**Exercise details**: Every line with the word "Oslo" in it should be extracted from the data that follows.

**Data rows**:
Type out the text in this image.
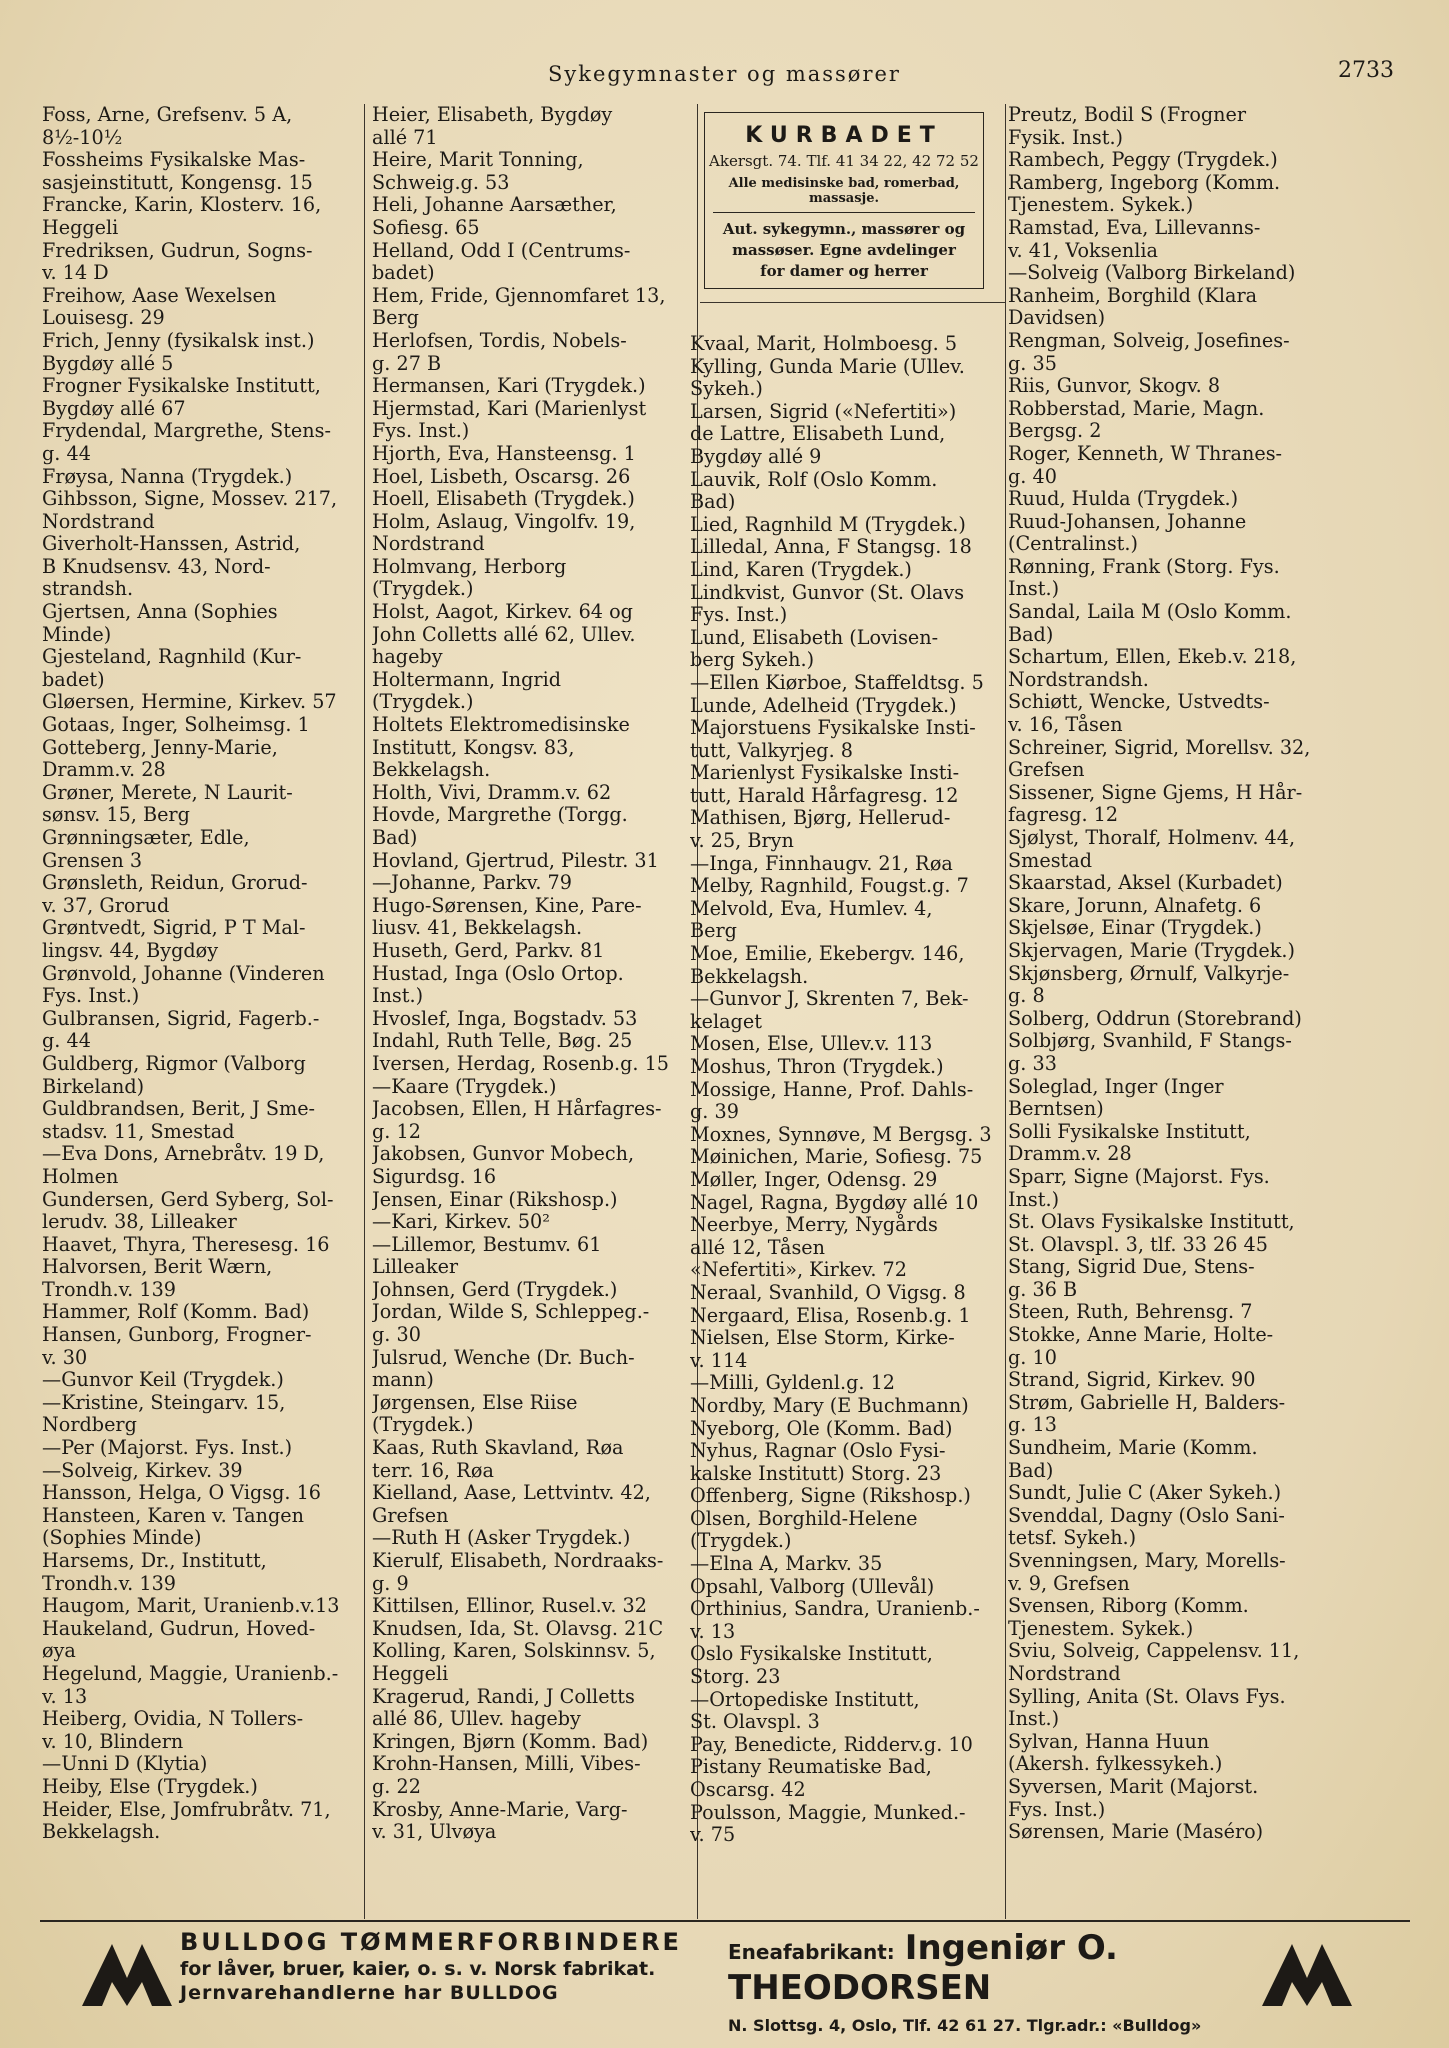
Sykegymnaster og massører	2733

Foss, Arne, Grefsenv. 5 A,

8½-10½

Fossheims Fysikalske Mas-

sasjeinstitutt, Kongensg. 15

Francke, Karin, Klosterv. 16,

Heggeli

Fredriksen, Gudrun, Sogns-

v. 14 D

Freihow, Aase Wexelsen

Louisesg. 29

Frich, Jenny (fysikalsk inst.)

Bygdøy allé 5

Frogner Fysikalske Institutt,

Bygdøy allé 67

Frydendal, Margrethe, Stens-

g. 44

Frøysa, Nanna (Trygdek.)

Gihbsson, Signe, Mossev. 217,

Nordstrand

Giverholt-Hanssen, Astrid,

B Knudsensv. 43, Nord-

strandsh.

Gjertsen, Anna (Sophies

Minde)

Gjesteland, Ragnhild (Kur-

badet)

Gløersen, Hermine, Kirkev. 57

Gotaas, Inger, Solheimsg. 1

Gotteberg, Jenny-Marie,

Dramm.v. 28

Grøner, Merete, N Laurit-

sønsv. 15, Berg

Grønningsæter, Edle,

Grensen 3

Grønsleth, Reidun, Grorud-

v. 37, Grorud

Grøntvedt, Sigrid, P T Mal-

lingsv. 44, Bygdøy

Grønvold, Johanne (Vinderen

Fys. Inst.)

Gulbransen, Sigrid, Fagerb.-

g. 44

Guldberg, Rigmor (Valborg

Birkeland)

Guldbrandsen, Berit, J Sme-

stadsv. 11, Smestad

—Eva Dons, Arnebråtv. 19 D,

Holmen

Gundersen, Gerd Syberg, Sol-

lerudv. 38, Lilleaker

Haavet, Thyra, Theresesg. 16

Halvorsen, Berit Wærn,

Trondh.v. 139

Hammer, Rolf (Komm. Bad)

Hansen, Gunborg, Frogner-

v. 30

—Gunvor Keil (Trygdek.)

—Kristine, Steingarv. 15,

Nordberg

—Per (Majorst. Fys. Inst.)

—Solveig, Kirkev. 39

Hansson, Helga, O Vigsg. 16

Hansteen, Karen v. Tangen

(Sophies Minde)

Harsems, Dr., Institutt,

Trondh.v. 139

Haugom, Marit, Uranienb.v.13

Haukeland, Gudrun, Hoved-

øya

Hegelund, Maggie, Uranienb.-

v. 13

Heiberg, Ovidia, N Tollers-

v. 10, Blindern

—Unni D (Klytia)

Heiby, Else (Trygdek.)

Heider, Else, Jomfrubråtv. 71,

Bekkelagsh.

Heier, Elisabeth, Bygdøy

allé 71

Heire, Marit Tonning,

Schweig.g. 53

Heli, Johanne Aarsæther,

Sofiesg. 65

Helland, Odd I (Centrums-

badet)

Hem, Fride, Gjennomfaret 13,

Berg

Herlofsen, Tordis, Nobels-

g. 27 B

Hermansen, Kari (Trygdek.)

Hjermstad, Kari (Marienlyst

Fys. Inst.)

Hjorth, Eva, Hansteensg. 1

Hoel, Lisbeth, Oscarsg. 26

Hoell, Elisabeth (Trygdek.)

Holm, Aslaug, Vingolfv. 19,

Nordstrand

Holmvang, Herborg

(Trygdek.)

Holst, Aagot, Kirkev. 64 og

John Colletts allé 62, Ullev.

hageby

Holtermann, Ingrid

(Trygdek.)

Holtets Elektromedisinske

Institutt, Kongsv. 83,

Bekkelagsh.

Holth, Vivi, Dramm.v. 62

Hovde, Margrethe (Torgg.

Bad)

Hovland, Gjertrud, Pilestr. 31

—Johanne, Parkv. 79

Hugo-Sørensen, Kine, Pare-

liusv. 41, Bekkelagsh.

Huseth, Gerd, Parkv. 81

Hustad, Inga (Oslo Ortop.

Inst.)

Hvoslef, Inga, Bogstadv. 53

Indahl, Ruth Telle, Bøg. 25

Iversen, Herdag, Rosenb.g. 15

—Kaare (Trygdek.)

Jacobsen, Ellen, H Hårfagres-

g. 12

Jakobsen, Gunvor Mobech,

Sigurdsg. 16

Jensen, Einar (Rikshosp.)

—Kari, Kirkev. 50²

—Lillemor, Bestumv. 61

Lilleaker

Johnsen, Gerd (Trygdek.)

Jordan, Wilde S, Schleppeg.-

g. 30

Julsrud, Wenche (Dr. Buch-

mann)

Jørgensen, Else Riise

(Trygdek.)

Kaas, Ruth Skavland, Røa

terr. 16, Røa

Kielland, Aase, Lettvintv. 42,

Grefsen

—Ruth H (Asker Trygdek.)

Kierulf, Elisabeth, Nordraaks-

g. 9

Kittilsen, Ellinor, Rusel.v. 32

Knudsen, Ida, St. Olavsg. 21C

Kolling, Karen, Solskinnsv. 5,

Heggeli

Kragerud, Randi, J Colletts

allé 86, Ullev. hageby

Kringen, Bjørn (Komm. Bad)

Krohn-Hansen, Milli, Vibes-

g. 22

Krosby, Anne-Marie, Varg-

v. 31, Ulvøya

KURBADET
Akersgt. 74. Tlf. 41 34 22, 42 72 52
Alle medisinske bad, romerbad, massasje.
Aut. sykegymn., massører og massøser. Egne avdelinger for damer og herrer

Kvaal, Marit, Holmboesg. 5

Kylling, Gunda Marie (Ullev.

Sykeh.)

Larsen, Sigrid («Nefertiti»)

de Lattre, Elisabeth Lund,

Bygdøy allé 9

Lauvik, Rolf (Oslo Komm.

Bad)

Lied, Ragnhild M (Trygdek.)

Lilledal, Anna, F Stangsg. 18

Lind, Karen (Trygdek.)

Lindkvist, Gunvor (St. Olavs

Fys. Inst.)

Lund, Elisabeth (Lovisen-

berg Sykeh.)

—Ellen Kiørboe, Staffeldtsg. 5

Lunde, Adelheid (Trygdek.)

Majorstuens Fysikalske Insti-

tutt, Valkyrjeg. 8

Marienlyst Fysikalske Insti-

tutt, Harald Hårfagresg. 12

Mathisen, Bjørg, Hellerud-

v. 25, Bryn

—Inga, Finnhaugv. 21, Røa

Melby, Ragnhild, Fougst.g. 7

Melvold, Eva, Humlev. 4,

Berg

Moe, Emilie, Ekebergv. 146,

Bekkelagsh.

—Gunvor J, Skrenten 7, Bek-

kelaget

Mosen, Else, Ullev.v. 113

Moshus, Thron (Trygdek.)

Mossige, Hanne, Prof. Dahls-

g. 39

Moxnes, Synnøve, M Bergsg. 3

Møinichen, Marie, Sofiesg. 75

Møller, Inger, Odensg. 29

Nagel, Ragna, Bygdøy allé 10

Neerbye, Merry, Nygårds

allé 12, Tåsen

«Nefertiti», Kirkev. 72

Neraal, Svanhild, O Vigsg. 8

Nergaard, Elisa, Rosenb.g. 1

Nielsen, Else Storm, Kirke-

v. 114

—Milli, Gyldenl.g. 12

Nordby, Mary (E Buchmann)

Nyeborg, Ole (Komm. Bad)

Nyhus, Ragnar (Oslo Fysi-

kalske Institutt) Storg. 23

Offenberg, Signe (Rikshosp.)

Olsen, Borghild-Helene

(Trygdek.)

—Elna A, Markv. 35

Opsahl, Valborg (Ullevål)

Orthinius, Sandra, Uranienb.-

v. 13

Oslo Fysikalske Institutt,

Storg. 23

—Ortopediske Institutt,

St. Olavspl. 3

Pay, Benedicte, Ridderv.g. 10

Pistany Reumatiske Bad,

Oscarsg. 42

Poulsson, Maggie, Munked.-

v. 75

Preutz, Bodil S (Frogner

Fysik. Inst.)

Rambech, Peggy (Trygdek.)

Ramberg, Ingeborg (Komm.

Tjenestem. Sykek.)

Ramstad, Eva, Lillevanns-

v. 41, Voksenlia

—Solveig (Valborg Birkeland)

Ranheim, Borghild (Klara

Davidsen)

Rengman, Solveig, Josefines-

g. 35

Riis, Gunvor, Skogv. 8

Robberstad, Marie, Magn.

Bergsg. 2

Roger, Kenneth, W Thranes-

g. 40

Ruud, Hulda (Trygdek.)

Ruud-Johansen, Johanne

(Centralinst.)

Rønning, Frank (Storg. Fys.

Inst.)

Sandal, Laila M (Oslo Komm.

Bad)

Schartum, Ellen, Ekeb.v. 218,

Nordstrandsh.

Schiøtt, Wencke, Ustvedts-

v. 16, Tåsen

Schreiner, Sigrid, Morellsv. 32,

Grefsen

Sissener, Signe Gjems, H Hår-

fagresg. 12

Sjølyst, Thoralf, Holmenv. 44,

Smestad

Skaarstad, Aksel (Kurbadet)

Skare, Jorunn, Alnafetg. 6

Skjelsøe, Einar (Trygdek.)

Skjervagen, Marie (Trygdek.)

Skjønsberg, Ørnulf, Valkyrje-

g. 8

Solberg, Oddrun (Storebrand)

Solbjørg, Svanhild, F Stangs-

g. 33

Soleglad, Inger (Inger

Berntsen)

Solli Fysikalske Institutt,

Dramm.v. 28

Sparr, Signe (Majorst. Fys.

Inst.)

St. Olavs Fysikalske Institutt,

St. Olavspl. 3, tlf. 33 26 45

Stang, Sigrid Due, Stens-

g. 36 B

Steen, Ruth, Behrensg. 7

Stokke, Anne Marie, Holte-

g. 10

Strand, Sigrid, Kirkev. 90

Strøm, Gabrielle H, Balders-

g. 13

Sundheim, Marie (Komm.

Bad)

Sundt, Julie C (Aker Sykeh.)

Svenddal, Dagny (Oslo Sani-

tetsf. Sykeh.)

Svenningsen, Mary, Morells-

v. 9, Grefsen

Svensen, Riborg (Komm.

Tjenestem. Sykek.)

Sviu, Solveig, Cappelensv. 11,

Nordstrand

Sylling, Anita (St. Olavs Fys.

Inst.)

Sylvan, Hanna Huun

(Akersh. fylkessykeh.)

Syversen, Marit (Majorst.

Fys. Inst.)

Sørensen, Marie (Maséro)

BULLDOG TØMMERFORBINDERE
for låver, bruer, kaier, o. s. v. Norsk fabrikat.
Jernvarehandlerne har BULLDOG
Eneafabrikant: Ingeniør O. THEODORSEN
N. Slottsg. 4, Oslo, Tlf. 42 61 27. Tlgr.adr.: «Bulldog»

**Exercise result**:
Hustad, Inga (Oslo Ortop.
Lauvik, Rolf (Oslo Komm.
Nyhus, Ragnar (Oslo Fysi-
Oslo Fysikalske Institutt,
Sandal, Laila M (Oslo Komm.
Svenddal, Dagny (Oslo Sani-
N. Slottsg. 4, Oslo, Tlf. 42 61 27. Tlgr.adr.: «Bulldog»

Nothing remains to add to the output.